SET EXERCISE:
Check each line of the listing, and copy it if it contains the word "color".

DATA LINES:
——
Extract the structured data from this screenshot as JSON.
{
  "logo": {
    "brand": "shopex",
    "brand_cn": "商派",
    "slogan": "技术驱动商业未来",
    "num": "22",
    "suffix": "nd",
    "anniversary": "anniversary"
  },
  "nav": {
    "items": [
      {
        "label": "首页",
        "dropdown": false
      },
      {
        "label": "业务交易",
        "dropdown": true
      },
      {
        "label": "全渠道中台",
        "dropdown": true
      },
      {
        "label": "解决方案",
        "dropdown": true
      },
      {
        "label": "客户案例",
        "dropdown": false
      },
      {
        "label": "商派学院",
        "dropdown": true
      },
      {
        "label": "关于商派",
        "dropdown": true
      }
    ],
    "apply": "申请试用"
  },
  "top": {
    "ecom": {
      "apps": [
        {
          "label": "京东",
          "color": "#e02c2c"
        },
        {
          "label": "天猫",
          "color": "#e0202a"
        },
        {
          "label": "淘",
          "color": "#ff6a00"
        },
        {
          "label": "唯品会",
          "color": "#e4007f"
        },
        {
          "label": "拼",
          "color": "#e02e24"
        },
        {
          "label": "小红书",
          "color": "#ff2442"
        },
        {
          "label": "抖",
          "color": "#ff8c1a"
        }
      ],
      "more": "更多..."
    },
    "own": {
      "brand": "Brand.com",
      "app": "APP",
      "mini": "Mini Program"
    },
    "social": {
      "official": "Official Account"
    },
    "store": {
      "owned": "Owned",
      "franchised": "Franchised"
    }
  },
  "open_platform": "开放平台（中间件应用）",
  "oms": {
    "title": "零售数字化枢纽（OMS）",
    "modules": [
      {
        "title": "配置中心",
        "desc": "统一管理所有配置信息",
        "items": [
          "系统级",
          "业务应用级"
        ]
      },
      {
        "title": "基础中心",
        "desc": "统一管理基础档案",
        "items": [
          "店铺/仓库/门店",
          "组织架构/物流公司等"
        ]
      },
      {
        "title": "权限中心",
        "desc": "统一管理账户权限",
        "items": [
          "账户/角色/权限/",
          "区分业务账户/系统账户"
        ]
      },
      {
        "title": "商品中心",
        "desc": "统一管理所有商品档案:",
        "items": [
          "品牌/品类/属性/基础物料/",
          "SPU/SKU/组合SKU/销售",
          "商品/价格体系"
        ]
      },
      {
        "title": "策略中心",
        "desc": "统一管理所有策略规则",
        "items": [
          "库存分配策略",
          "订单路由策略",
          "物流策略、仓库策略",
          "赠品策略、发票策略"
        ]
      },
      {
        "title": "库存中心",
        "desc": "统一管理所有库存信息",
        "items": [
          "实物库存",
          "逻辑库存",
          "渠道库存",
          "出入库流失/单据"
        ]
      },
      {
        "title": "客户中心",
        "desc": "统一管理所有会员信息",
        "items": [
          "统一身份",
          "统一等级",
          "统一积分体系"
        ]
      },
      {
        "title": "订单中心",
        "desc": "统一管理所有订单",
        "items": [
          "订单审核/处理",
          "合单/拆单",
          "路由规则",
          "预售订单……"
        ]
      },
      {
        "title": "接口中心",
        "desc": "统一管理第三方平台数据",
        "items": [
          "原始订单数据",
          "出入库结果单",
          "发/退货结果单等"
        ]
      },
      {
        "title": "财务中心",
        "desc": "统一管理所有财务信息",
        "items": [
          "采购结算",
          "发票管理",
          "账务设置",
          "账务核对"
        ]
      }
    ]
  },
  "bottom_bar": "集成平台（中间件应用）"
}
——
TASK RESPONSE:
          "color": "#e02c2c"
          "color": "#e0202a"
          "color": "#ff6a00"
          "color": "#e4007f"
          "color": "#e02e24"
          "color": "#ff2442"
          "color": "#ff8c1a"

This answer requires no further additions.